*SUPPLIED MATERIAL*:
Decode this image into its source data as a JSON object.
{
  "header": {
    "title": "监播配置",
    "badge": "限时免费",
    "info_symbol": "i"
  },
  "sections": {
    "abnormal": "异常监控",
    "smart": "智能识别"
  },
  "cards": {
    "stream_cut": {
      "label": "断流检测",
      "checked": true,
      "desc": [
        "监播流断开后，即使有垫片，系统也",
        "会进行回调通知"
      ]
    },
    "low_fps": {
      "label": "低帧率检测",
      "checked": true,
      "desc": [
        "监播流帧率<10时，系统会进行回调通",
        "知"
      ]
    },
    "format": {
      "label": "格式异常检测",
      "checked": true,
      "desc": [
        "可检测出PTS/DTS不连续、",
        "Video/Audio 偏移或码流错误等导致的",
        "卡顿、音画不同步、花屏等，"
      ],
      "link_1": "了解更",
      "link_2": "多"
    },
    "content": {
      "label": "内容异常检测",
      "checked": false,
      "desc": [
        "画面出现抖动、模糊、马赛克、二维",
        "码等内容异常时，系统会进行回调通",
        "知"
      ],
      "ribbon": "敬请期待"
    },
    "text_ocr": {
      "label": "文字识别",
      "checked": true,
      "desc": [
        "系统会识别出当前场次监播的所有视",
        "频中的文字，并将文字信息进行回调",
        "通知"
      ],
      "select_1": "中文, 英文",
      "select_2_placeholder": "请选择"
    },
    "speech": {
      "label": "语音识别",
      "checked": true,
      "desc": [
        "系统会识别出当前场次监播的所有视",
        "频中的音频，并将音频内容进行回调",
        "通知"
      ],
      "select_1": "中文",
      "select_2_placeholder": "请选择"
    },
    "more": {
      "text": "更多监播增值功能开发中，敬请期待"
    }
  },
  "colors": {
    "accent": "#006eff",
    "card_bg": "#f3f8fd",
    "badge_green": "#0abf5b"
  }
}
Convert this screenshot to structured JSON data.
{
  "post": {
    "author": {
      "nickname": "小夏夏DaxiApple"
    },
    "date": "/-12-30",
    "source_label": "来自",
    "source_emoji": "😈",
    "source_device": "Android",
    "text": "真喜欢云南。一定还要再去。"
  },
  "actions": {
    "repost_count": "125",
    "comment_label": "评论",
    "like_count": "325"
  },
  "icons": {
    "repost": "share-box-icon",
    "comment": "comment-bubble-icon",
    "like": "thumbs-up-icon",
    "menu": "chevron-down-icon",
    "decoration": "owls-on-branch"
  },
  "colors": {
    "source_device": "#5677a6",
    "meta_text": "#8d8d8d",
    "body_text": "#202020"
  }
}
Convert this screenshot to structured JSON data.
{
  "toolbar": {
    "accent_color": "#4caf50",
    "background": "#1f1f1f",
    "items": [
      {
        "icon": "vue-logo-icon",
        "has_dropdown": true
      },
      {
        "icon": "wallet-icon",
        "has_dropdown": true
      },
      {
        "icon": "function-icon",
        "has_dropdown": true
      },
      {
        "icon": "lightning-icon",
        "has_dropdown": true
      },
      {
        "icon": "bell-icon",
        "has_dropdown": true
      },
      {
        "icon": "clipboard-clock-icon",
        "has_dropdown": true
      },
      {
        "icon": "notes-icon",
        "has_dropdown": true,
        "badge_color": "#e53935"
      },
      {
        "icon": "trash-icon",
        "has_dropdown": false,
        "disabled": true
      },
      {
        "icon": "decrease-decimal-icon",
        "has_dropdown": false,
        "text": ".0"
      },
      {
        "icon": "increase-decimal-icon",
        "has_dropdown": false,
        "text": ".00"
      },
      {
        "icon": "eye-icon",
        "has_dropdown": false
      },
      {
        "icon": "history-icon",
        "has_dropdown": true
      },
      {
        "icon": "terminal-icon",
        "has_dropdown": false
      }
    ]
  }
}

*REQUIRED WORK*:
Exactly reproduce all of the entries above.

*SOLUTION FOR THIS PROBLEM*:
Decode this image into its source data as a JSON object.
{
  "header": {
    "title": "监播配置",
    "badge": "限时免费",
    "info_symbol": "i"
  },
  "sections": {
    "abnormal": "异常监控",
    "smart": "智能识别"
  },
  "cards": {
    "stream_cut": {
      "label": "断流检测",
      "checked": true,
      "desc": [
        "监播流断开后，即使有垫片，系统也",
        "会进行回调通知"
      ]
    },
    "low_fps": {
      "label": "低帧率检测",
      "checked": true,
      "desc": [
        "监播流帧率<10时，系统会进行回调通",
        "知"
      ]
    },
    "format": {
      "label": "格式异常检测",
      "checked": true,
      "desc": [
        "可检测出PTS/DTS不连续、",
        "Video/Audio 偏移或码流错误等导致的",
        "卡顿、音画不同步、花屏等，"
      ],
      "link_1": "了解更",
      "link_2": "多"
    },
    "content": {
      "label": "内容异常检测",
      "checked": false,
      "desc": [
        "画面出现抖动、模糊、马赛克、二维",
        "码等内容异常时，系统会进行回调通",
        "知"
      ],
      "ribbon": "敬请期待"
    },
    "text_ocr": {
      "label": "文字识别",
      "checked": true,
      "desc": [
        "系统会识别出当前场次监播的所有视",
        "频中的文字，并将文字信息进行回调",
        "通知"
      ],
      "select_1": "中文, 英文",
      "select_2_placeholder": "请选择"
    },
    "speech": {
      "label": "语音识别",
      "checked": true,
      "desc": [
        "系统会识别出当前场次监播的所有视",
        "频中的音频，并将音频内容进行回调",
        "通知"
      ],
      "select_1": "中文",
      "select_2_placeholder": "请选择"
    },
    "more": {
      "text": "更多监播增值功能开发中，敬请期待"
    }
  },
  "colors": {
    "accent": "#006eff",
    "card_bg": "#f3f8fd",
    "badge_green": "#0abf5b"
  }
}
Convert this screenshot to structured JSON data.
{
  "post": {
    "author": {
      "nickname": "小夏夏DaxiApple"
    },
    "date": "/-12-30",
    "source_label": "来自",
    "source_emoji": "😈",
    "source_device": "Android",
    "text": "真喜欢云南。一定还要再去。"
  },
  "actions": {
    "repost_count": "125",
    "comment_label": "评论",
    "like_count": "325"
  },
  "icons": {
    "repost": "share-box-icon",
    "comment": "comment-bubble-icon",
    "like": "thumbs-up-icon",
    "menu": "chevron-down-icon",
    "decoration": "owls-on-branch"
  },
  "colors": {
    "source_device": "#5677a6",
    "meta_text": "#8d8d8d",
    "body_text": "#202020"
  }
}
Convert this screenshot to structured JSON data.
{
  "toolbar": {
    "accent_color": "#4caf50",
    "background": "#1f1f1f",
    "items": [
      {
        "icon": "vue-logo-icon",
        "has_dropdown": true
      },
      {
        "icon": "wallet-icon",
        "has_dropdown": true
      },
      {
        "icon": "function-icon",
        "has_dropdown": true
      },
      {
        "icon": "lightning-icon",
        "has_dropdown": true
      },
      {
        "icon": "bell-icon",
        "has_dropdown": true
      },
      {
        "icon": "clipboard-clock-icon",
        "has_dropdown": true
      },
      {
        "icon": "notes-icon",
        "has_dropdown": true,
        "badge_color": "#e53935"
      },
      {
        "icon": "trash-icon",
        "has_dropdown": false,
        "disabled": true
      },
      {
        "icon": "decrease-decimal-icon",
        "has_dropdown": false,
        "text": ".0"
      },
      {
        "icon": "increase-decimal-icon",
        "has_dropdown": false,
        "text": ".00"
      },
      {
        "icon": "eye-icon",
        "has_dropdown": false
      },
      {
        "icon": "history-icon",
        "has_dropdown": true
      },
      {
        "icon": "terminal-icon",
        "has_dropdown": false
      }
    ]
  }
}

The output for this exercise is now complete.